- [STATED GOAL] Search the records for the word "rude" and report each line that has it.
******************************
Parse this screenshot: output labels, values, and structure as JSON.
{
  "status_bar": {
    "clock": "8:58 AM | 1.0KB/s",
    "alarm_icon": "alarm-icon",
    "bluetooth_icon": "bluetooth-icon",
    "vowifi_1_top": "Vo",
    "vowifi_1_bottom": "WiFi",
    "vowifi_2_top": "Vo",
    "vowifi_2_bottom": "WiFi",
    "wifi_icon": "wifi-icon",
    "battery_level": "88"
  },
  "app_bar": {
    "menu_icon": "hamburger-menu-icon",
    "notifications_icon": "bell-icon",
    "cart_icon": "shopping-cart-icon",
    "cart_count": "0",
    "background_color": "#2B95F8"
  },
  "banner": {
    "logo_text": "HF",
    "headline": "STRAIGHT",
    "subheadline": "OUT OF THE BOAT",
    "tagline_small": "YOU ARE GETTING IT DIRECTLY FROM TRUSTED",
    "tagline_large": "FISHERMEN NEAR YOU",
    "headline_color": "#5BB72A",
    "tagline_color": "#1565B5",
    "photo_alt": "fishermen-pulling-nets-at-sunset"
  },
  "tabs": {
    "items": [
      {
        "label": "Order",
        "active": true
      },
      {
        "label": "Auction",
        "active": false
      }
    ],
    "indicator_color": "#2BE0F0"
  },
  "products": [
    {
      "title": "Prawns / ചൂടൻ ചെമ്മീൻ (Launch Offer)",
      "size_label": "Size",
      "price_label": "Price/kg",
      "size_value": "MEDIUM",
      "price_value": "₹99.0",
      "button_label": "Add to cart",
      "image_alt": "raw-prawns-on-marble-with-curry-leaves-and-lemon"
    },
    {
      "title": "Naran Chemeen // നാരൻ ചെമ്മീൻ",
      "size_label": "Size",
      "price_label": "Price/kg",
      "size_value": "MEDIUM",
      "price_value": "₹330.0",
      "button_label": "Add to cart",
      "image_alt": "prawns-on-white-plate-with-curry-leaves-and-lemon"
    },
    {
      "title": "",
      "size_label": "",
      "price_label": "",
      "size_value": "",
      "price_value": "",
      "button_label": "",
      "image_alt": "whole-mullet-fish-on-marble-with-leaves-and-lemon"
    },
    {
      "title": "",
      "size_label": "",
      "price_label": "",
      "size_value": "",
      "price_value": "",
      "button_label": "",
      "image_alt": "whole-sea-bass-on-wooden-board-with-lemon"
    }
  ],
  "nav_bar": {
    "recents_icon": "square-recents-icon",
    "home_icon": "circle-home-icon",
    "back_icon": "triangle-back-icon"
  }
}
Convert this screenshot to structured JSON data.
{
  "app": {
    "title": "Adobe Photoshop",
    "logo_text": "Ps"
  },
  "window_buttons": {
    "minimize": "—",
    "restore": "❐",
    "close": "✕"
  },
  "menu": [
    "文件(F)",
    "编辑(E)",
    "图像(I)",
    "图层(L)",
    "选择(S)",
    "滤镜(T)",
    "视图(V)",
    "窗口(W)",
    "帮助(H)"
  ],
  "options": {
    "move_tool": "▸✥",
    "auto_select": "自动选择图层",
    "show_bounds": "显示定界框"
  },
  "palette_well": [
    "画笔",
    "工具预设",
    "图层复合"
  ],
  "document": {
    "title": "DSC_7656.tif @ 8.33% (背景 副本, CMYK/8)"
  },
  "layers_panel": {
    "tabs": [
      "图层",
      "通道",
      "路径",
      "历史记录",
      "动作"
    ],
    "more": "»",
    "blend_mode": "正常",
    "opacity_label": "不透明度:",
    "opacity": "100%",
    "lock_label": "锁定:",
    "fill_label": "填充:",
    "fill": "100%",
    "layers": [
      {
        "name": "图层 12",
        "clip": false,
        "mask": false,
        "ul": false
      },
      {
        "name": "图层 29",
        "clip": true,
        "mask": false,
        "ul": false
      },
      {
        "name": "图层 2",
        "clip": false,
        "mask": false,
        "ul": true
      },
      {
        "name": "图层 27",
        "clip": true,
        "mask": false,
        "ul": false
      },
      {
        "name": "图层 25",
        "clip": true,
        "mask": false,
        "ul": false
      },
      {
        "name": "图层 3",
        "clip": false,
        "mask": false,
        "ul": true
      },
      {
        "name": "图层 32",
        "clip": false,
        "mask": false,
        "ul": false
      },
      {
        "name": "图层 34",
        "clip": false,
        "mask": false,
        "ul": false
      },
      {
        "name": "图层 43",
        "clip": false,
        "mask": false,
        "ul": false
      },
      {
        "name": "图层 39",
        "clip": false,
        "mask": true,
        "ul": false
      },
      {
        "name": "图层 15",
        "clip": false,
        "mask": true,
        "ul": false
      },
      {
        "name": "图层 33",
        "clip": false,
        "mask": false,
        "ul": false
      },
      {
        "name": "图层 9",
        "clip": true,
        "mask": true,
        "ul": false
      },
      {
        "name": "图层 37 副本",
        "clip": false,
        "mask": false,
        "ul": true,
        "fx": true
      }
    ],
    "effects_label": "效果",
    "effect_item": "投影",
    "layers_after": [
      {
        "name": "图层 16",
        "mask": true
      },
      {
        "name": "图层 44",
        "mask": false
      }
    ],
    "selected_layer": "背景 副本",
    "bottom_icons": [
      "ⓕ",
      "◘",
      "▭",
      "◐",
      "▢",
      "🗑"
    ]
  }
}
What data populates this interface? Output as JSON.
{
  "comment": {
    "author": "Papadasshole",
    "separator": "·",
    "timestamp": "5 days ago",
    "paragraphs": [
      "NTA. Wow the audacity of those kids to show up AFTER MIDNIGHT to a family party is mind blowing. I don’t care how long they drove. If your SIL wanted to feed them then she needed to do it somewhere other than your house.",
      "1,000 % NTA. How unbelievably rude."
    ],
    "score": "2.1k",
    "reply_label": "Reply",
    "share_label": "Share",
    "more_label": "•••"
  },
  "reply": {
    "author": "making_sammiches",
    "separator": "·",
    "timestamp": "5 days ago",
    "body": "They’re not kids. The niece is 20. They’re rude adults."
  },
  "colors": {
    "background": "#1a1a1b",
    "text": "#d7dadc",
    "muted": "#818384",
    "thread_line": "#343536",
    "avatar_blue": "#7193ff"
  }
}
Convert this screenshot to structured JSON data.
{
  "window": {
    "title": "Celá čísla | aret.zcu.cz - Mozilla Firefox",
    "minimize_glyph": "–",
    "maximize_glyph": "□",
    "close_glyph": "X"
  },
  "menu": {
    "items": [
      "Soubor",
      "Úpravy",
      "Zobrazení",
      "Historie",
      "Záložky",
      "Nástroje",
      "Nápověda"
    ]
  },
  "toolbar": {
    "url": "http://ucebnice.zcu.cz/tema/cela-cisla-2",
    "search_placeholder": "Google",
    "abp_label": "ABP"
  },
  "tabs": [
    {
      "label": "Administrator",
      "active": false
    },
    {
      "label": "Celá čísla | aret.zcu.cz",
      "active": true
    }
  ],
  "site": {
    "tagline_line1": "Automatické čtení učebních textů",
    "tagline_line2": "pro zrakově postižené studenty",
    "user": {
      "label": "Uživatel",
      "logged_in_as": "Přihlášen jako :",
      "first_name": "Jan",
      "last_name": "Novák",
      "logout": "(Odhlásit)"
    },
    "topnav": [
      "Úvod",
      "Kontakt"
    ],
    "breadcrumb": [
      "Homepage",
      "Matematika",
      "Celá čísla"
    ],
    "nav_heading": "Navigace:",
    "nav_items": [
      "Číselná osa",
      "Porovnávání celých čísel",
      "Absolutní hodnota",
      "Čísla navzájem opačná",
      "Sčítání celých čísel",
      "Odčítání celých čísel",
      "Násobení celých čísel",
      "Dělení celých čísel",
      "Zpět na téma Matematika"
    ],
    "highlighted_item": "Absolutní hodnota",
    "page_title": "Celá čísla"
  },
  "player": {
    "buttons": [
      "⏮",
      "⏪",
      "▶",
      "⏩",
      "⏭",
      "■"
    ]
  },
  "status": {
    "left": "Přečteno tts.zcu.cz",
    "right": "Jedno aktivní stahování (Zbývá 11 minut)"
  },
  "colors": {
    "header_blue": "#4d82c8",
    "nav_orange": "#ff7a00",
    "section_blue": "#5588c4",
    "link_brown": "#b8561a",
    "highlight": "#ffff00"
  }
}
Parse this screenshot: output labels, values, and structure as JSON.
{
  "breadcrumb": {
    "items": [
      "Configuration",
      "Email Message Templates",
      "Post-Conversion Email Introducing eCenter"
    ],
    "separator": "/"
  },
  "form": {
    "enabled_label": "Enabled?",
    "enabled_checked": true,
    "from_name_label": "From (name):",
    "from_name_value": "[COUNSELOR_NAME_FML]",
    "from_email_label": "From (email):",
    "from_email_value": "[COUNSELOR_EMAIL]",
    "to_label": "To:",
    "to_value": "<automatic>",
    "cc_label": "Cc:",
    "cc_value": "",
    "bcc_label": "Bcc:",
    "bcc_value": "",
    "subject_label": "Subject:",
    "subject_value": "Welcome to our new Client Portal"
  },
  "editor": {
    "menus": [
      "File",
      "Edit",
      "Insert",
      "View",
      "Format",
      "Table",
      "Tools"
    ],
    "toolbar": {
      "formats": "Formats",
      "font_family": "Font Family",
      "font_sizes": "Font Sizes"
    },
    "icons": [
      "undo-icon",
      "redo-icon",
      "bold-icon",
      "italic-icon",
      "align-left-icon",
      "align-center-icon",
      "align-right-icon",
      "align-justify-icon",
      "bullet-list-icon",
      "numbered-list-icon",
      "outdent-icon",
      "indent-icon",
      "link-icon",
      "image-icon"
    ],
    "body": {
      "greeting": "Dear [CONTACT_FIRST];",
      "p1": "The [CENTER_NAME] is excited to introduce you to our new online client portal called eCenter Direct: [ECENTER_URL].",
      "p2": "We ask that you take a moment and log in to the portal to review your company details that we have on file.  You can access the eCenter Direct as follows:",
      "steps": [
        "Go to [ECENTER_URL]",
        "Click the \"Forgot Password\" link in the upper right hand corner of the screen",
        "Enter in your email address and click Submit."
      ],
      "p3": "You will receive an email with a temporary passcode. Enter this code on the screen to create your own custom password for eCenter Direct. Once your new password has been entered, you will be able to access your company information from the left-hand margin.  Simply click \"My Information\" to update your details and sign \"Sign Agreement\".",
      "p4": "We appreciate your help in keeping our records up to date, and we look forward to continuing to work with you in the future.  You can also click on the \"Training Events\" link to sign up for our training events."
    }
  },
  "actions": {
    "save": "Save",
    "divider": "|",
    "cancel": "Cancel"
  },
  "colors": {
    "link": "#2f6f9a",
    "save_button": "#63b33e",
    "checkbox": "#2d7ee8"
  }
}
******************************
- [RESULT]
      "1,000 % NTA. How unbelievably rude."
    "body": "They’re not kids. The niece is 20. They’re rude adults."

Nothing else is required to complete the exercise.